> **Task details**:
Copy every line from the records below that holds the word "unbedingt".
================================
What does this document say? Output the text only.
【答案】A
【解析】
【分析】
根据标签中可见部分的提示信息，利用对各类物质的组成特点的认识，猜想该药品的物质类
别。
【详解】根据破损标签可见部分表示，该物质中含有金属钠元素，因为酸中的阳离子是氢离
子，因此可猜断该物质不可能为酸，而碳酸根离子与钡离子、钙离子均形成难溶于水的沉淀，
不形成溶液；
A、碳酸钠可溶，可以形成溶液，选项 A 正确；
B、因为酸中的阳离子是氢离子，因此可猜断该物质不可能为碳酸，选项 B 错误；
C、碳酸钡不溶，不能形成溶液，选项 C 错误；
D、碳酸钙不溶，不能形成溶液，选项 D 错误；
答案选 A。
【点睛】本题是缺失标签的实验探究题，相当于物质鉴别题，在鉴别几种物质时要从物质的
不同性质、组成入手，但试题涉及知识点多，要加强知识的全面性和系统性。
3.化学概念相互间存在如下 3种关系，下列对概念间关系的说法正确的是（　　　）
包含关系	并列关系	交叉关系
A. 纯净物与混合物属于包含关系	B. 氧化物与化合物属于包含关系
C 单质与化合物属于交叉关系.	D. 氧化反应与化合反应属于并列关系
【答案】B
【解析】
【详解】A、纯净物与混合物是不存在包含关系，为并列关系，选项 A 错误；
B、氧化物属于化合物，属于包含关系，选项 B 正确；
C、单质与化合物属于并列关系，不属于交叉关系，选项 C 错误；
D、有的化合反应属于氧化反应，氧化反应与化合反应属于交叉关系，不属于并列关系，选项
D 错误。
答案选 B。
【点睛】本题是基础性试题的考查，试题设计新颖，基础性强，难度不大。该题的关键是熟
================================
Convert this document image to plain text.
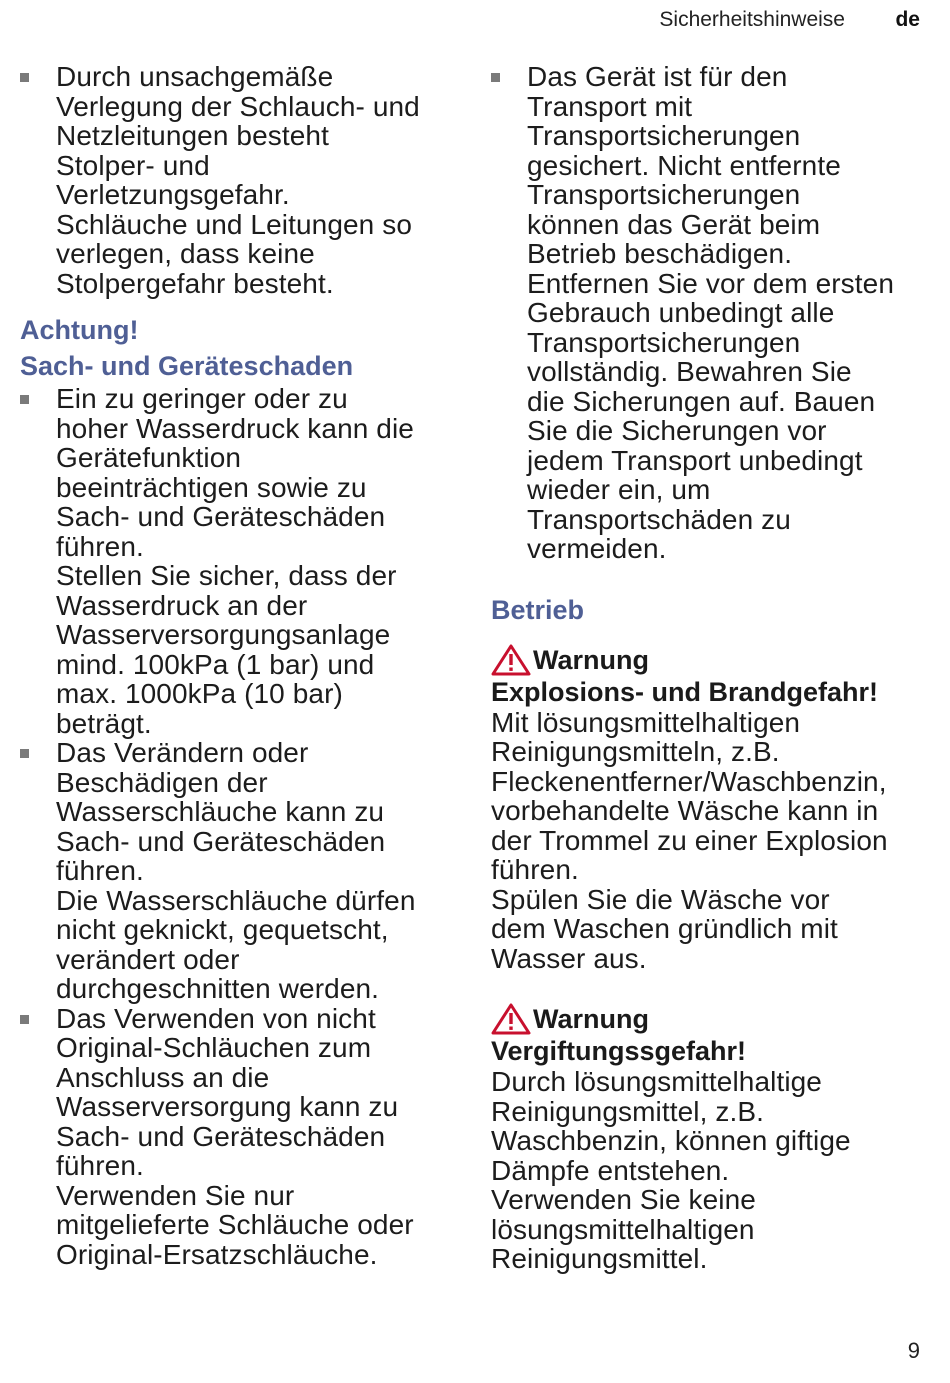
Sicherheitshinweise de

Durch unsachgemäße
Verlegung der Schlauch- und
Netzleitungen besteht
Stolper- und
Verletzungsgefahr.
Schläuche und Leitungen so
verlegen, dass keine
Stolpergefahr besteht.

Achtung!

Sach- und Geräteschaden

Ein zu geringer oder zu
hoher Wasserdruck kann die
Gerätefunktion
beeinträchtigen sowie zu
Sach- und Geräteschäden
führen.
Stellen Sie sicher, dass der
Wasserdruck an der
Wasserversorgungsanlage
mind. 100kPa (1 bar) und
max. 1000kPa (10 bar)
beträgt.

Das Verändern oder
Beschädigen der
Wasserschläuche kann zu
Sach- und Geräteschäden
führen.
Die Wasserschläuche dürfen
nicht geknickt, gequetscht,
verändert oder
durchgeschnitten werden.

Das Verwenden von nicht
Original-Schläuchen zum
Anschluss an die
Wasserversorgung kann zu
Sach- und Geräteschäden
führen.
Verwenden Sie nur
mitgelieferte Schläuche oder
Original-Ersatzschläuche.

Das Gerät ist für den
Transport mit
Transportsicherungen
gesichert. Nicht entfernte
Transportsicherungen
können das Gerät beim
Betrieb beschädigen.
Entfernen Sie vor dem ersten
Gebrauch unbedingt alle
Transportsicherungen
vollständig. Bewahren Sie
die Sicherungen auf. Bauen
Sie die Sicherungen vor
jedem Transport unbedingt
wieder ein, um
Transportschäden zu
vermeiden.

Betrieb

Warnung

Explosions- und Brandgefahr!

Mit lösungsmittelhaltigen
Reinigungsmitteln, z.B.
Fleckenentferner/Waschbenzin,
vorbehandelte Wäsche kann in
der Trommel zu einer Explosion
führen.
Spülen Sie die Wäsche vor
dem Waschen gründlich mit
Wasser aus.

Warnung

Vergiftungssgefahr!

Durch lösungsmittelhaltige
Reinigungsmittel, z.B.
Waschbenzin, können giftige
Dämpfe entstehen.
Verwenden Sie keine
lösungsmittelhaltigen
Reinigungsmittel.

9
================================
> **Correct result**:
Gebrauch unbedingt alle
jedem Transport unbedingt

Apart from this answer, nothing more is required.